(Figure content listings)
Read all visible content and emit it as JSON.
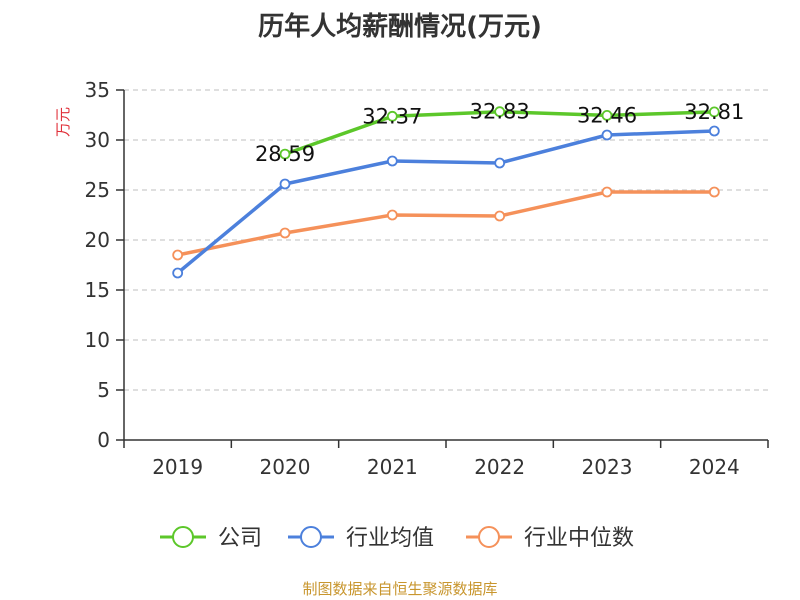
{
  "chart_data": {
    "type": "line",
    "title": "历年人均薪酬情况(万元)",
    "ylabel": "万元",
    "xlabel": "",
    "categories": [
      "2019",
      "2020",
      "2021",
      "2022",
      "2023",
      "2024"
    ],
    "ylim": [
      0,
      35
    ],
    "yticks": [
      0,
      5,
      10,
      15,
      20,
      25,
      30,
      35
    ],
    "grid": true,
    "legend_position": "bottom",
    "series": [
      {
        "name": "公司",
        "color": "#5cc72a",
        "values": [
          null,
          28.59,
          32.37,
          32.83,
          32.46,
          32.81
        ],
        "labels": [
          "",
          "28.59",
          "32.37",
          "32.83",
          "32.46",
          "32.81"
        ]
      },
      {
        "name": "行业均值",
        "color": "#4c80dc",
        "values": [
          16.7,
          25.6,
          27.9,
          27.7,
          30.5,
          30.9
        ]
      },
      {
        "name": "行业中位数",
        "color": "#f5915a",
        "values": [
          18.5,
          20.7,
          22.5,
          22.4,
          24.8,
          24.8
        ]
      }
    ]
  },
  "source": {
    "text": "制图数据来自恒生聚源数据库",
    "color": "#c8962e"
  },
  "colors": {
    "ylabel": "#e0303a",
    "axis": "#333333",
    "grid": "#cccccc"
  }
}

*Work to do:*
Quote each line of the listing exactly, but leave the pictures out.

*Correct result:*
Read all visible content and emit it as JSON.
{
  "chart_data": {
    "type": "line",
    "title": "历年人均薪酬情况(万元)",
    "ylabel": "万元",
    "xlabel": "",
    "categories": [
      "2019",
      "2020",
      "2021",
      "2022",
      "2023",
      "2024"
    ],
    "ylim": [
      0,
      35
    ],
    "yticks": [
      0,
      5,
      10,
      15,
      20,
      25,
      30,
      35
    ],
    "grid": true,
    "legend_position": "bottom",
    "series": [
      {
        "name": "公司",
        "color": "#5cc72a",
        "values": [
          null,
          28.59,
          32.37,
          32.83,
          32.46,
          32.81
        ],
        "labels": [
          "",
          "28.59",
          "32.37",
          "32.83",
          "32.46",
          "32.81"
        ]
      },
      {
        "name": "行业均值",
        "color": "#4c80dc",
        "values": [
          16.7,
          25.6,
          27.9,
          27.7,
          30.5,
          30.9
        ]
      },
      {
        "name": "行业中位数",
        "color": "#f5915a",
        "values": [
          18.5,
          20.7,
          22.5,
          22.4,
          24.8,
          24.8
        ]
      }
    ]
  },
  "source": {
    "text": "制图数据来自恒生聚源数据库",
    "color": "#c8962e"
  },
  "colors": {
    "ylabel": "#e0303a",
    "axis": "#333333",
    "grid": "#cccccc"
  }
}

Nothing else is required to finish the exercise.